- [Exercise instructions] Report how many lines below contain the word "habe", and give only that number.

(Collected data)
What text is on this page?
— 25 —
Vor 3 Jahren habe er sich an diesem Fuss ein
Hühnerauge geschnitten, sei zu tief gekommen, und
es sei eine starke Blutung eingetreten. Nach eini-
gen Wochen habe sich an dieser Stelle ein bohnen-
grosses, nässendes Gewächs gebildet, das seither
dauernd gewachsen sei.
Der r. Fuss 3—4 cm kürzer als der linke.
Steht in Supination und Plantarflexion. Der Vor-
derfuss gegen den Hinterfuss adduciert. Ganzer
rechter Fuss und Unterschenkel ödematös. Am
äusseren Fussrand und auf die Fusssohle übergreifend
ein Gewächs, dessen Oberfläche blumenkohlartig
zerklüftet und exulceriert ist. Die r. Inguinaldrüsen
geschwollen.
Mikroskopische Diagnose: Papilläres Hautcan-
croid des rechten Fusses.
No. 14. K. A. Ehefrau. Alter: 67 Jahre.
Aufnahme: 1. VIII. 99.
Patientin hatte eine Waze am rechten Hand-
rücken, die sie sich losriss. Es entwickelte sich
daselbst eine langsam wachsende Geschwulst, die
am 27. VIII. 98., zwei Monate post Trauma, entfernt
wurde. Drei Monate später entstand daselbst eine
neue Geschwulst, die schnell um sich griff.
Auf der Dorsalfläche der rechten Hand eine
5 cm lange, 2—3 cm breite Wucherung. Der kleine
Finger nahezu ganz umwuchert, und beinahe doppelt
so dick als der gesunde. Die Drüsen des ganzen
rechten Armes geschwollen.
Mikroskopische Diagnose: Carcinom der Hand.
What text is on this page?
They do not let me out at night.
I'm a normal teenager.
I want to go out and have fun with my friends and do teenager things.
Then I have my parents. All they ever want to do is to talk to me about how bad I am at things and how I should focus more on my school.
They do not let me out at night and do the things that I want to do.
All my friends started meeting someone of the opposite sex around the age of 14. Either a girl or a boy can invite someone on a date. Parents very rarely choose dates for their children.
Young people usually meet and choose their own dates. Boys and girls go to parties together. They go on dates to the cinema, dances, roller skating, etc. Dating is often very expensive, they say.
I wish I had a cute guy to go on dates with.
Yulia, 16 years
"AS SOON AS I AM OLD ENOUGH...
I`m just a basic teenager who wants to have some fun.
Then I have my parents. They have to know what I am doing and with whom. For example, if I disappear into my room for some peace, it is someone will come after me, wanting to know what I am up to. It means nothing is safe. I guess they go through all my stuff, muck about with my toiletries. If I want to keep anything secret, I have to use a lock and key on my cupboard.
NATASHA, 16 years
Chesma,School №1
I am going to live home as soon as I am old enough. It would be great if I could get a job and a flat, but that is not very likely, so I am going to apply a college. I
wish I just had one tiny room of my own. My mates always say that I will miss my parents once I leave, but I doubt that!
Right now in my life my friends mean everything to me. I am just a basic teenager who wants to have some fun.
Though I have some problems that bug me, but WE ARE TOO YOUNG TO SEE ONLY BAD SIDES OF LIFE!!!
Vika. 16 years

- [Solution] 2